Your task
Copy out every line of the records below without changing anything, and leave out any pictures.

(Item position entries)
----
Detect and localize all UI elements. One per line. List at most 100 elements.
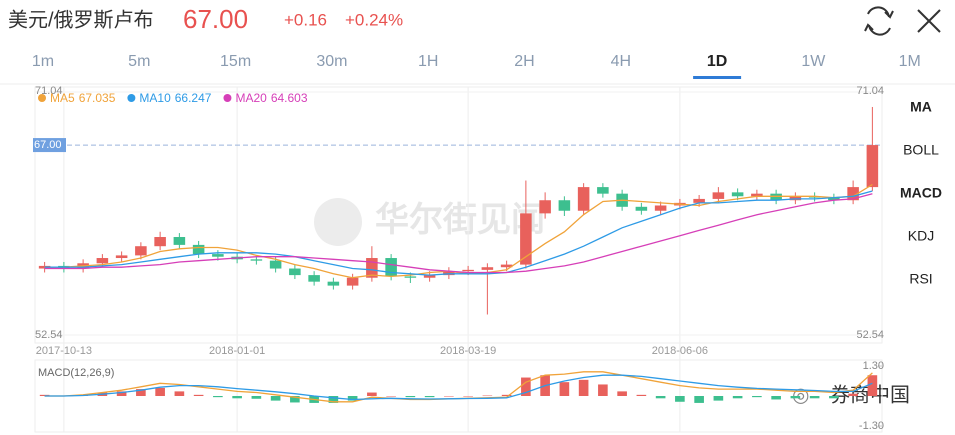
legend-name: MA5 [50, 91, 75, 105]
y-tick-label: 71.04 [35, 85, 63, 97]
candle-body [443, 271, 455, 276]
candle-body [250, 259, 263, 261]
macd-bar [213, 396, 223, 398]
timeframe-tab[interactable]: 5m [128, 53, 150, 70]
legend-name: MA10 [139, 91, 171, 105]
y-tick-label: -1.30 [859, 420, 884, 432]
legend-value: 66.247 [175, 91, 212, 105]
candle-body [577, 187, 590, 211]
candle-body [269, 260, 282, 269]
macd-bar [675, 396, 685, 402]
candle-body [423, 275, 436, 278]
timeframe-tab[interactable]: 1D [707, 53, 727, 70]
macd-bar [867, 375, 878, 396]
x-tick-label: 2018-06-06 [652, 345, 708, 357]
legend-value: 64.603 [271, 91, 308, 105]
candle-body [308, 275, 320, 282]
timeframe-tab[interactable]: 2H [514, 53, 534, 70]
candle-body [847, 187, 859, 201]
candle-body [751, 193, 763, 197]
candle-body [635, 206, 648, 211]
change-pct: +0.24% [345, 10, 403, 29]
candle-body [289, 268, 301, 276]
candle-body [327, 281, 340, 286]
macd-bar [367, 392, 377, 396]
change: +0.16 [284, 10, 327, 29]
macd-bar [232, 396, 242, 399]
y-tick-label: 71.04 [856, 85, 884, 97]
macd-bar [155, 387, 165, 396]
indicator-option[interactable]: RSI [909, 271, 932, 287]
macd-bar [347, 396, 358, 401]
macd-bar [732, 396, 743, 399]
candle-body [597, 187, 609, 194]
timeframe-tab[interactable]: 15m [220, 53, 251, 70]
timeframe-tab[interactable]: 30m [316, 53, 347, 70]
macd-bar [713, 396, 724, 401]
indicator-option[interactable]: MACD [900, 185, 942, 201]
close-icon[interactable] [917, 9, 941, 33]
macd-bar [848, 393, 858, 396]
wechat-icon: ◎ [792, 384, 809, 406]
indicator-option[interactable]: KDJ [908, 228, 934, 244]
candle-body [481, 267, 494, 270]
timeframe-tab[interactable]: 1H [418, 53, 438, 70]
macd-bar [444, 396, 454, 397]
ma-line [44, 193, 873, 274]
candle-body [212, 254, 224, 257]
candle-body [346, 277, 359, 286]
candle-body [154, 237, 166, 247]
macd-bar [598, 384, 608, 396]
timeframe-tab[interactable]: 1M [899, 53, 921, 70]
macd-bar [116, 391, 127, 396]
price: 67.00 [183, 4, 248, 34]
candle-body [192, 244, 205, 255]
candle-body [520, 213, 532, 265]
current-price-tag [33, 138, 66, 153]
macd-bar [193, 394, 204, 396]
macd-bar [463, 396, 473, 397]
macd-bar [136, 389, 146, 396]
candle-body [462, 269, 474, 272]
macd-bar [501, 394, 512, 396]
legend-dot [223, 94, 232, 102]
macd-line [44, 374, 873, 401]
macd-bar [578, 379, 589, 396]
candle-body [693, 198, 705, 203]
candle-body [558, 200, 571, 211]
candle-body [654, 205, 667, 211]
x-tick-label: 2018-01-01 [209, 345, 265, 357]
y-tick-label: 1.30 [863, 360, 884, 372]
macd-bar [386, 396, 396, 397]
timeframe-tab[interactable]: 4H [611, 53, 631, 70]
candle-body [539, 200, 551, 214]
macd-title: MACD(12,26,9) [38, 367, 114, 379]
macd-bar [405, 396, 416, 398]
y-tick-label: 52.54 [35, 329, 63, 341]
macd-bar [174, 391, 185, 396]
macd-bar [829, 396, 839, 399]
timeframe-tab[interactable]: 1m [32, 53, 54, 70]
macd-bar [790, 396, 801, 399]
plot-frame [34, 86, 883, 344]
candle-body [115, 255, 128, 259]
refresh-icon[interactable] [864, 6, 894, 36]
macd-bar [559, 382, 570, 396]
legend-name: MA20 [235, 91, 267, 105]
indicator-option[interactable]: MA [910, 99, 932, 115]
candle-body [173, 237, 186, 245]
macd-bar [771, 396, 781, 400]
macd-bar [270, 396, 281, 401]
macd-bar [617, 391, 627, 396]
y-tick-label: 52.54 [856, 329, 884, 341]
legend-dot [38, 94, 46, 102]
macd-bar [694, 396, 704, 403]
indicator-option[interactable]: BOLL [903, 142, 939, 158]
macd-bar [290, 396, 300, 403]
watermark: 华尔街见闻 [375, 201, 545, 239]
candle-body [96, 258, 109, 264]
timeframe-tab[interactable]: 1W [801, 53, 826, 70]
legend-value: 67.035 [79, 91, 116, 105]
macd-bar [636, 394, 647, 396]
macd-bar [424, 396, 435, 398]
----
Result for this task
Detect and localize all UI elements. One per line. List at most 100 elements.
legend-name: MA5 [50, 91, 75, 105]
y-tick-label: 71.04 [35, 85, 63, 97]
candle-body [443, 271, 455, 276]
candle-body [250, 259, 263, 261]
macd-bar [213, 396, 223, 398]
timeframe-tab[interactable]: 5m [128, 53, 150, 70]
legend-name: MA10 [139, 91, 171, 105]
y-tick-label: -1.30 [859, 420, 884, 432]
legend-value: 66.247 [175, 91, 212, 105]
candle-body [577, 187, 590, 211]
candle-body [269, 260, 282, 269]
macd-bar [675, 396, 685, 402]
candle-body [423, 275, 436, 278]
timeframe-tab[interactable]: 1D [707, 53, 727, 70]
macd-bar [867, 375, 878, 396]
x-tick-label: 2018-06-06 [652, 345, 708, 357]
legend-value: 64.603 [271, 91, 308, 105]
candle-body [308, 275, 320, 282]
timeframe-tab[interactable]: 2H [514, 53, 534, 70]
candle-body [847, 187, 859, 201]
candle-body [751, 193, 763, 197]
candle-body [635, 206, 648, 211]
change-pct: +0.24% [345, 10, 403, 29]
candle-body [289, 268, 301, 276]
candle-body [327, 281, 340, 286]
macd-bar [367, 392, 377, 396]
change: +0.16 [284, 10, 327, 29]
macd-bar [232, 396, 242, 399]
y-tick-label: 71.04 [856, 85, 884, 97]
macd-bar [155, 387, 165, 396]
indicator-option[interactable]: RSI [909, 271, 932, 287]
macd-bar [347, 396, 358, 401]
macd-bar [732, 396, 743, 399]
candle-body [597, 187, 609, 194]
timeframe-tab[interactable]: 15m [220, 53, 251, 70]
timeframe-tab[interactable]: 30m [316, 53, 347, 70]
macd-bar [713, 396, 724, 401]
indicator-option[interactable]: MACD [900, 185, 942, 201]
close-icon[interactable] [917, 9, 941, 33]
macd-bar [848, 393, 858, 396]
wechat-icon: ◎ [792, 384, 809, 406]
indicator-option[interactable]: KDJ [908, 228, 934, 244]
candle-body [481, 267, 494, 270]
timeframe-tab[interactable]: 1H [418, 53, 438, 70]
macd-bar [444, 396, 454, 397]
ma-line [44, 193, 873, 274]
candle-body [212, 254, 224, 257]
candle-body [346, 277, 359, 286]
candle-body [154, 237, 166, 247]
macd-bar [598, 384, 608, 396]
timeframe-tab[interactable]: 1M [899, 53, 921, 70]
macd-bar [116, 391, 127, 396]
price: 67.00 [183, 4, 248, 34]
candle-body [192, 244, 205, 255]
candle-body [520, 213, 532, 265]
current-price-tag [33, 138, 66, 153]
macd-bar [193, 394, 204, 396]
macd-bar [463, 396, 473, 397]
macd-bar [136, 389, 146, 396]
candle-body [462, 269, 474, 272]
macd-bar [501, 394, 512, 396]
legend-dot [223, 94, 232, 102]
macd-line [44, 374, 873, 401]
macd-bar [578, 379, 589, 396]
candle-body [693, 198, 705, 203]
candle-body [558, 200, 571, 211]
candle-body [654, 205, 667, 211]
x-tick-label: 2018-01-01 [209, 345, 265, 357]
y-tick-label: 1.30 [863, 360, 884, 372]
macd-bar [386, 396, 396, 397]
timeframe-tab[interactable]: 4H [611, 53, 631, 70]
candle-body [539, 200, 551, 214]
macd-title: MACD(12,26,9) [38, 367, 114, 379]
macd-bar [405, 396, 416, 398]
y-tick-label: 52.54 [35, 329, 63, 341]
macd-bar [174, 391, 185, 396]
macd-bar [829, 396, 839, 399]
timeframe-tab[interactable]: 1m [32, 53, 54, 70]
macd-bar [790, 396, 801, 399]
plot-frame [34, 86, 883, 344]
candle-body [115, 255, 128, 259]
refresh-icon[interactable] [864, 6, 894, 36]
macd-bar [559, 382, 570, 396]
legend-name: MA20 [235, 91, 267, 105]
indicator-option[interactable]: MA [910, 99, 932, 115]
candle-body [173, 237, 186, 245]
macd-bar [771, 396, 781, 400]
macd-bar [270, 396, 281, 401]
macd-bar [617, 391, 627, 396]
y-tick-label: 52.54 [856, 329, 884, 341]
legend-dot [38, 94, 46, 102]
macd-bar [694, 396, 704, 403]
indicator-option[interactable]: BOLL [903, 142, 939, 158]
macd-bar [290, 396, 300, 403]
watermark: 华尔街见闻 [375, 201, 545, 239]
candle-body [96, 258, 109, 264]
timeframe-tab[interactable]: 1W [801, 53, 826, 70]
legend-value: 67.035 [79, 91, 116, 105]
macd-bar [636, 394, 647, 396]
macd-bar [424, 396, 435, 398]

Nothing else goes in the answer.